** Start DATASET RECORDS **
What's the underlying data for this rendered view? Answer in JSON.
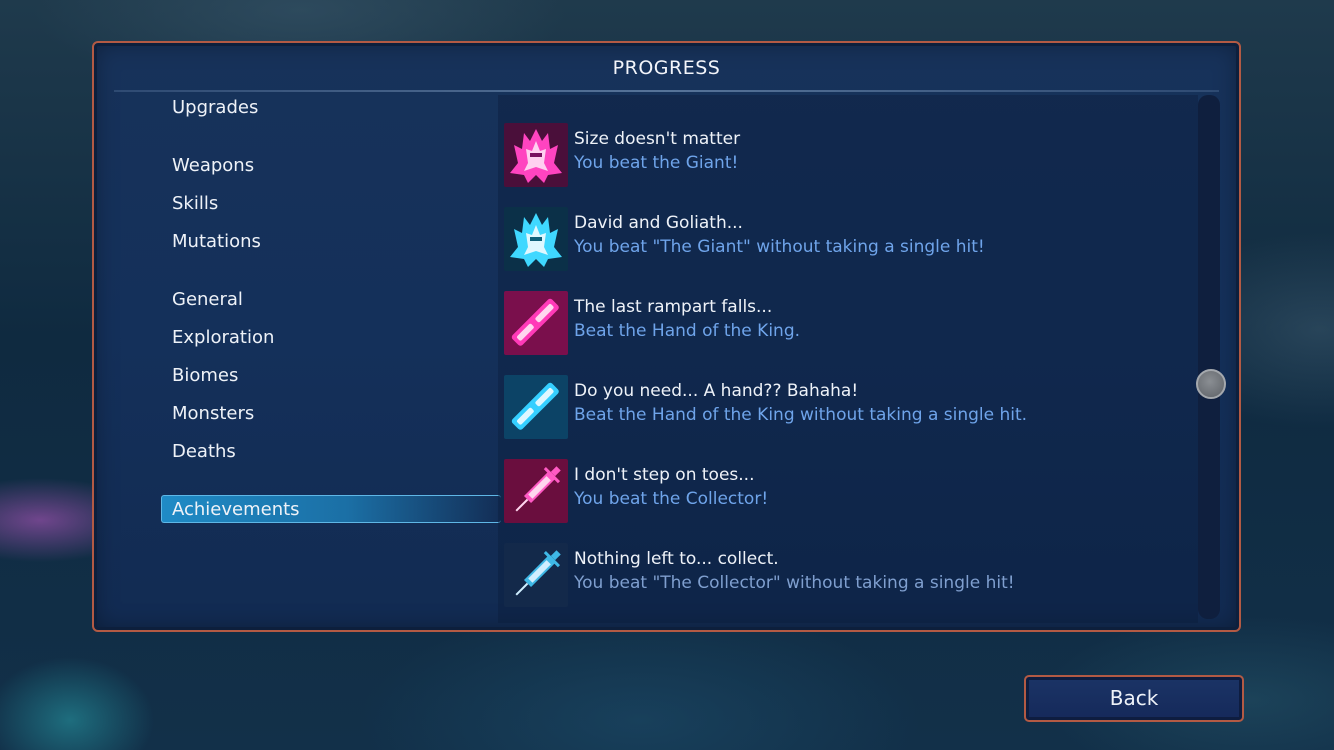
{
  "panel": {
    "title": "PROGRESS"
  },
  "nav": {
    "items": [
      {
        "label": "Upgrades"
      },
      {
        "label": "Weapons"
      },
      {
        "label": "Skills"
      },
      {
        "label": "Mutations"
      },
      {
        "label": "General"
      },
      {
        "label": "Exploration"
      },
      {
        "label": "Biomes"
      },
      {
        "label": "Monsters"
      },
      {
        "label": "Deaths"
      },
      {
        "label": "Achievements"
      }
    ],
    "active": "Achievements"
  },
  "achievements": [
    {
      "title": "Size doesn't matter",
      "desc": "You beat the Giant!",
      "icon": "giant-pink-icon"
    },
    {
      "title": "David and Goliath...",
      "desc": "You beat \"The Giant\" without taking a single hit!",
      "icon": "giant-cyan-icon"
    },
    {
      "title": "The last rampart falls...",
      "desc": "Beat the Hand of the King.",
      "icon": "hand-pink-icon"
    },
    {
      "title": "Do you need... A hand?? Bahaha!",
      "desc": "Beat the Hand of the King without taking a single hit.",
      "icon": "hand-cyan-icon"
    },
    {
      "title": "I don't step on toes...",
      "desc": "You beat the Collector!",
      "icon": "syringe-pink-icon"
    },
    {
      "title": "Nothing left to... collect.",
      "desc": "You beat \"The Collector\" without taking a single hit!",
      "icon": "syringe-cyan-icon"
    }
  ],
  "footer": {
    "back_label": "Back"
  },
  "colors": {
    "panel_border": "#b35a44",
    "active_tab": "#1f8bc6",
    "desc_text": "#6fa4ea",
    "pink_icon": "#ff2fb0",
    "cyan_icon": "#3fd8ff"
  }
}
** End DATASET RECORDS **
## [REQUIRED TASK]
Take the entries shown above and quote them verbatim, passing over the pictures.

## [CORRECT RESPONSE]
What's the underlying data for this rendered view? Answer in JSON.
{
  "panel": {
    "title": "PROGRESS"
  },
  "nav": {
    "items": [
      {
        "label": "Upgrades"
      },
      {
        "label": "Weapons"
      },
      {
        "label": "Skills"
      },
      {
        "label": "Mutations"
      },
      {
        "label": "General"
      },
      {
        "label": "Exploration"
      },
      {
        "label": "Biomes"
      },
      {
        "label": "Monsters"
      },
      {
        "label": "Deaths"
      },
      {
        "label": "Achievements"
      }
    ],
    "active": "Achievements"
  },
  "achievements": [
    {
      "title": "Size doesn't matter",
      "desc": "You beat the Giant!",
      "icon": "giant-pink-icon"
    },
    {
      "title": "David and Goliath...",
      "desc": "You beat \"The Giant\" without taking a single hit!",
      "icon": "giant-cyan-icon"
    },
    {
      "title": "The last rampart falls...",
      "desc": "Beat the Hand of the King.",
      "icon": "hand-pink-icon"
    },
    {
      "title": "Do you need... A hand?? Bahaha!",
      "desc": "Beat the Hand of the King without taking a single hit.",
      "icon": "hand-cyan-icon"
    },
    {
      "title": "I don't step on toes...",
      "desc": "You beat the Collector!",
      "icon": "syringe-pink-icon"
    },
    {
      "title": "Nothing left to... collect.",
      "desc": "You beat \"The Collector\" without taking a single hit!",
      "icon": "syringe-cyan-icon"
    }
  ],
  "footer": {
    "back_label": "Back"
  },
  "colors": {
    "panel_border": "#b35a44",
    "active_tab": "#1f8bc6",
    "desc_text": "#6fa4ea",
    "pink_icon": "#ff2fb0",
    "cyan_icon": "#3fd8ff"
  }
}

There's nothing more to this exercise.